PROBLEM TO SOLVE:
An exact copy of the records is required, minus the pictures they hold.

DATA SUPPLIED:
——————————

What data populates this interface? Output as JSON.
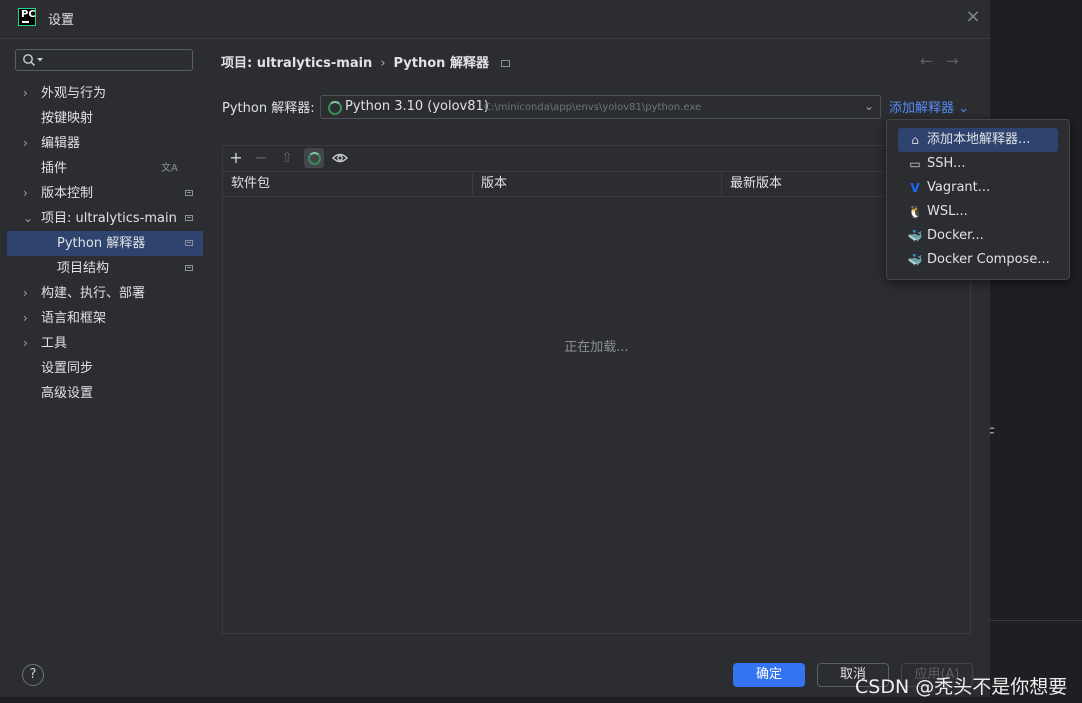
{
  "dialog": {
    "title": "设置",
    "app_icon_text": "PC"
  },
  "search": {
    "placeholder": "",
    "value": ""
  },
  "sidebar": {
    "items": [
      {
        "label": "外观与行为",
        "expandable": true
      },
      {
        "label": "按键映射",
        "expandable": false
      },
      {
        "label": "编辑器",
        "expandable": true
      },
      {
        "label": "插件",
        "expandable": false
      },
      {
        "label": "版本控制",
        "expandable": true
      },
      {
        "label": "项目: ultralytics-main",
        "expandable": true,
        "expanded": true
      },
      {
        "label": "Python 解释器",
        "child": true,
        "selected": true
      },
      {
        "label": "项目结构",
        "child": true
      },
      {
        "label": "构建、执行、部署",
        "expandable": true
      },
      {
        "label": "语言和框架",
        "expandable": true
      },
      {
        "label": "工具",
        "expandable": true
      },
      {
        "label": "设置同步",
        "expandable": false
      },
      {
        "label": "高级设置",
        "expandable": false
      }
    ]
  },
  "breadcrumb": {
    "parent": "项目: ultralytics-main",
    "separator": "›",
    "current": "Python 解释器"
  },
  "nav": {
    "back": "←",
    "forward": "→"
  },
  "interpreter": {
    "label": "Python 解释器:",
    "name": "Python 3.10 (yolov81)",
    "path": "C:\\miniconda\\app\\envs\\yolov81\\python.exe",
    "add_label": "添加解释器",
    "add_chevron": "⌄"
  },
  "packages": {
    "toolbar": {
      "add": "+",
      "remove": "−",
      "upgrade": "⇧",
      "show": "👁"
    },
    "columns": [
      "软件包",
      "版本",
      "最新版本"
    ],
    "loading_text": "正在加载..."
  },
  "add_interpreter_menu": {
    "items": [
      {
        "label": "添加本地解释器...",
        "icon": "home-icon",
        "glyph": "⌂",
        "highlighted": true
      },
      {
        "label": "SSH...",
        "icon": "terminal-icon",
        "glyph": "▭"
      },
      {
        "label": "Vagrant...",
        "icon": "vagrant-icon",
        "glyph": "V"
      },
      {
        "label": "WSL...",
        "icon": "linux-icon",
        "glyph": "🐧"
      },
      {
        "label": "Docker...",
        "icon": "docker-icon",
        "glyph": "🐳"
      },
      {
        "label": "Docker Compose...",
        "icon": "docker-icon",
        "glyph": "🐳"
      }
    ]
  },
  "footer": {
    "help": "?",
    "ok": "确定",
    "cancel": "取消",
    "apply": "应用(A)"
  },
  "watermark": "CSDN @秃头不是你想要",
  "colors": {
    "accent": "#3574f0",
    "selection": "#2e436e",
    "link": "#548af7",
    "background": "#2b2d30"
  }
}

——————————

CORRECT OUTPUT:
What data populates this interface? Output as JSON.
{
  "dialog": {
    "title": "设置",
    "app_icon_text": "PC"
  },
  "search": {
    "placeholder": "",
    "value": ""
  },
  "sidebar": {
    "items": [
      {
        "label": "外观与行为",
        "expandable": true
      },
      {
        "label": "按键映射",
        "expandable": false
      },
      {
        "label": "编辑器",
        "expandable": true
      },
      {
        "label": "插件",
        "expandable": false
      },
      {
        "label": "版本控制",
        "expandable": true
      },
      {
        "label": "项目: ultralytics-main",
        "expandable": true,
        "expanded": true
      },
      {
        "label": "Python 解释器",
        "child": true,
        "selected": true
      },
      {
        "label": "项目结构",
        "child": true
      },
      {
        "label": "构建、执行、部署",
        "expandable": true
      },
      {
        "label": "语言和框架",
        "expandable": true
      },
      {
        "label": "工具",
        "expandable": true
      },
      {
        "label": "设置同步",
        "expandable": false
      },
      {
        "label": "高级设置",
        "expandable": false
      }
    ]
  },
  "breadcrumb": {
    "parent": "项目: ultralytics-main",
    "separator": "›",
    "current": "Python 解释器"
  },
  "nav": {
    "back": "←",
    "forward": "→"
  },
  "interpreter": {
    "label": "Python 解释器:",
    "name": "Python 3.10 (yolov81)",
    "path": "C:\\miniconda\\app\\envs\\yolov81\\python.exe",
    "add_label": "添加解释器",
    "add_chevron": "⌄"
  },
  "packages": {
    "toolbar": {
      "add": "+",
      "remove": "−",
      "upgrade": "⇧",
      "show": "👁"
    },
    "columns": [
      "软件包",
      "版本",
      "最新版本"
    ],
    "loading_text": "正在加载..."
  },
  "add_interpreter_menu": {
    "items": [
      {
        "label": "添加本地解释器...",
        "icon": "home-icon",
        "glyph": "⌂",
        "highlighted": true
      },
      {
        "label": "SSH...",
        "icon": "terminal-icon",
        "glyph": "▭"
      },
      {
        "label": "Vagrant...",
        "icon": "vagrant-icon",
        "glyph": "V"
      },
      {
        "label": "WSL...",
        "icon": "linux-icon",
        "glyph": "🐧"
      },
      {
        "label": "Docker...",
        "icon": "docker-icon",
        "glyph": "🐳"
      },
      {
        "label": "Docker Compose...",
        "icon": "docker-icon",
        "glyph": "🐳"
      }
    ]
  },
  "footer": {
    "help": "?",
    "ok": "确定",
    "cancel": "取消",
    "apply": "应用(A)"
  },
  "watermark": "CSDN @秃头不是你想要",
  "colors": {
    "accent": "#3574f0",
    "selection": "#2e436e",
    "link": "#548af7",
    "background": "#2b2d30"
  }
}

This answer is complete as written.